__STORED RECORDS__
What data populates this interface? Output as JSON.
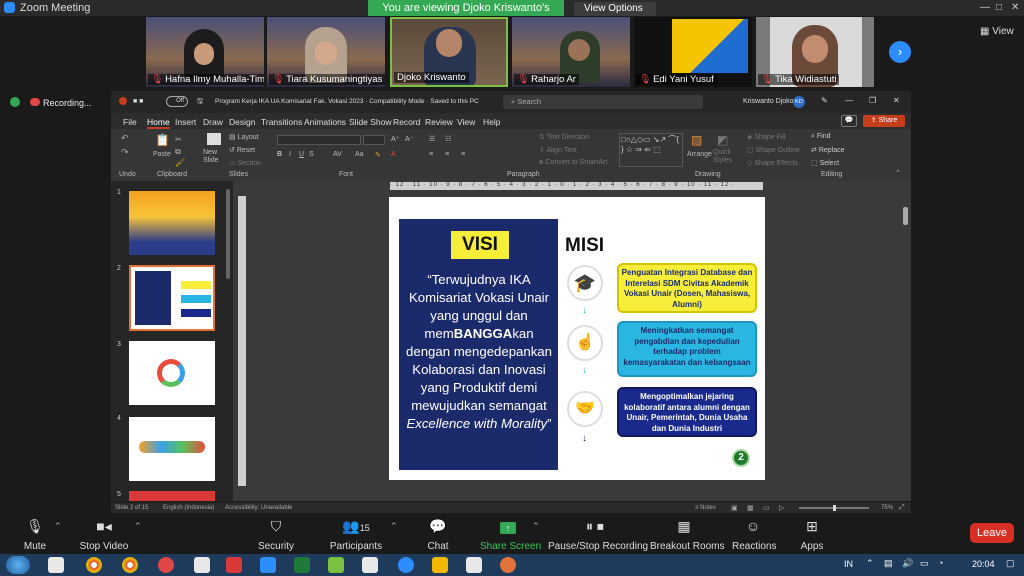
{
  "zoom": {
    "title": "Zoom Meeting",
    "banner": "You are viewing Djoko Kriswanto's screen",
    "view_options": "View Options",
    "view_button": "View",
    "participants": [
      {
        "name": "Hafna Ilmy Muhalla-Tim ..."
      },
      {
        "name": "Tiara Kusumaningtiyas"
      },
      {
        "name": "Djoko Kriswanto"
      },
      {
        "name": "Raharjo Ar"
      },
      {
        "name": "Edi Yani Yusuf"
      },
      {
        "name": "Tika Widiastuti"
      }
    ],
    "recording_label": "Recording...",
    "toolbar": {
      "mute": "Mute",
      "stop_video": "Stop Video",
      "security": "Security",
      "participants": "Participants",
      "participants_count": "15",
      "chat": "Chat",
      "share_screen": "Share Screen",
      "pause_recording": "Pause/Stop Recording",
      "breakout_rooms": "Breakout Rooms",
      "reactions": "Reactions",
      "apps": "Apps",
      "leave": "Leave"
    }
  },
  "ppt": {
    "toggle": "Off",
    "doc_title": "Program Kerja IKA UA Komisariat Fak. Vokasi 2023  ·  Compatibility Mode  ·  Saved to this PC",
    "search_placeholder": "Search",
    "user": "Kriswanto Djoko",
    "user_initials": "KD",
    "share": "Share",
    "menu": [
      "File",
      "Home",
      "Insert",
      "Draw",
      "Design",
      "Transitions",
      "Animations",
      "Slide Show",
      "Record",
      "Review",
      "View",
      "Help"
    ],
    "ribbon_groups": [
      "Undo",
      "Clipboard",
      "Slides",
      "Font",
      "Paragraph",
      "Drawing",
      "Editing"
    ],
    "ribbon": {
      "paste": "Paste",
      "new_slide": "New Slide",
      "layout": "Layout",
      "reset": "Reset",
      "section": "Section",
      "text_direction": "Text Direction",
      "align_text": "Align Text",
      "convert_smartart": "Convert to SmartArt",
      "arrange": "Arrange",
      "quick_styles": "Quick Styles",
      "shape_fill": "Shape Fill",
      "shape_outline": "Shape Outline",
      "shape_effects": "Shape Effects",
      "find": "Find",
      "replace": "Replace",
      "select": "Select"
    },
    "ruler": "· 12 · 11 · 10 · 9 · 8 · 7 · 6 · 5 · 4 · 3 · 2 · 1 · 0 · 1 · 2 · 3 · 4 · 5 · 6 · 7 · 8 · 9 · 10 · 11 · 12 ·",
    "thumb_numbers": [
      "1",
      "2",
      "3",
      "4",
      "5"
    ],
    "status": {
      "slide": "Slide 2 of 15",
      "language": "English (Indonesia)",
      "accessibility": "Accessibility: Unavailable",
      "notes": "Notes",
      "zoom": "75%"
    }
  },
  "slide": {
    "visi_title": "VISI",
    "misi_title": "MISI",
    "visi_text_1": "“Terwujudnya IKA Komisariat Vokasi Unair yang unggul dan mem",
    "visi_bold": "BANGGA",
    "visi_text_2": "kan dengan mengedepankan Kolaborasi dan Inovasi yang Produktif demi mewujudkan semangat ",
    "visi_italic": "Excellence with Morality",
    "visi_end": "”",
    "misi": [
      {
        "text": "Penguatan Integrasi Database dan Interelasi SDM Civitas Akademik Vokasi  Unair (Dosen, Mahasiswa, Alumni)"
      },
      {
        "text": "Meningkatkan semangat pengabdian dan kepedulian terhadap problem kemasyarakatan dan kebangsaan"
      },
      {
        "text": "Mengoptimalkan jejaring kolaboratif antara alumni dengan Unair, Pemerintah, Dunia Usaha dan Dunia Industri"
      }
    ],
    "page_number": "2"
  },
  "taskbar": {
    "lang": "IN",
    "time": "20:04"
  },
  "colors": {
    "visi_bg": "#1b2a6b",
    "misi1_bg": "#f7ee3a",
    "misi2_bg": "#29b6e0",
    "misi3_bg": "#1a2a8c",
    "zoom_green": "#34a853",
    "leave_red": "#d93025"
  }
}
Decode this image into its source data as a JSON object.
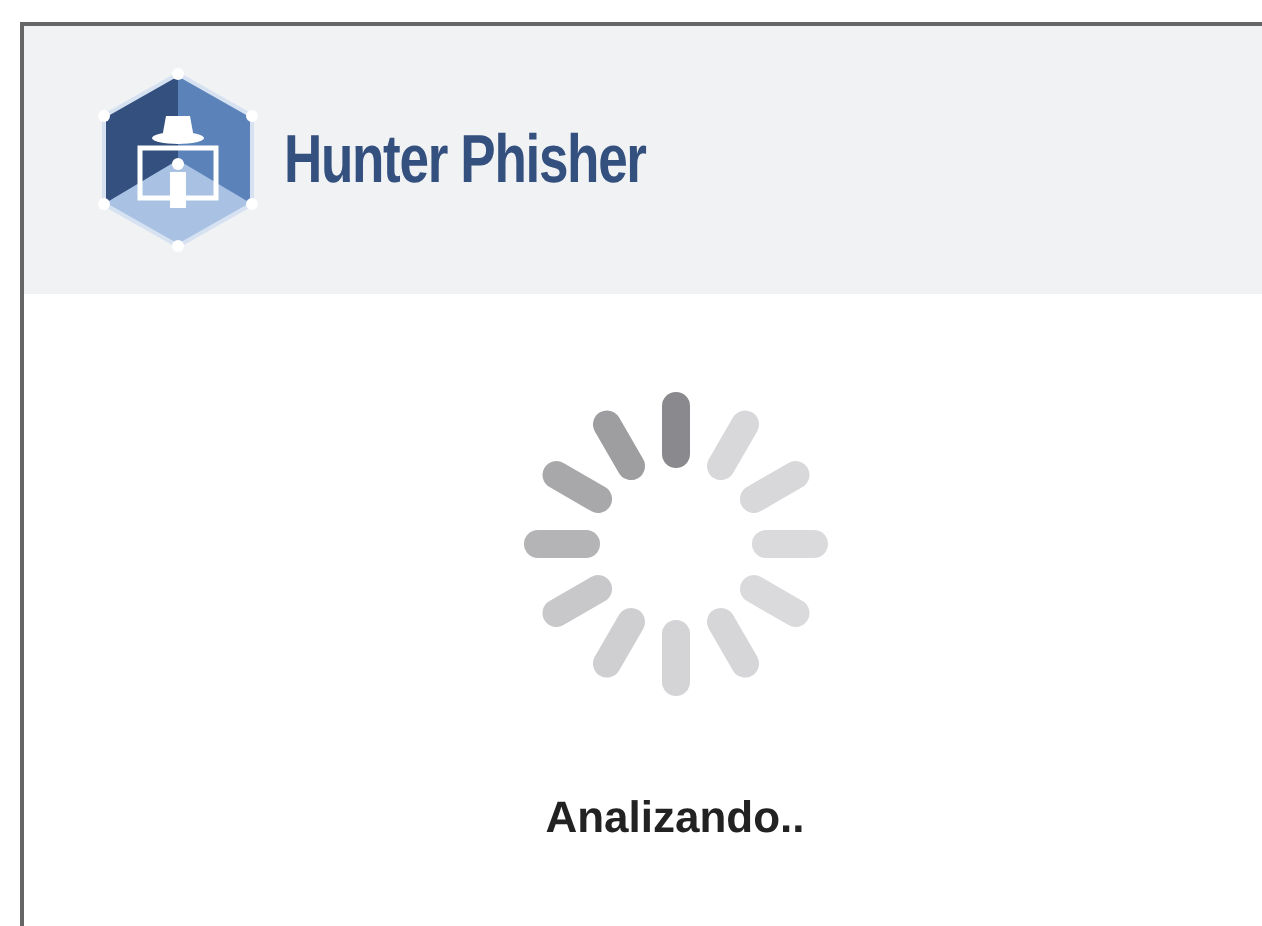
{
  "header": {
    "app_name": "Hunter Phisher"
  },
  "status": {
    "message": "Analizando.."
  }
}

__TASK INSTRUCTIONS__
Every line of the listing that holds "this" is to be counted; give only the resulting number.

__EXPECTED ANSWER__
3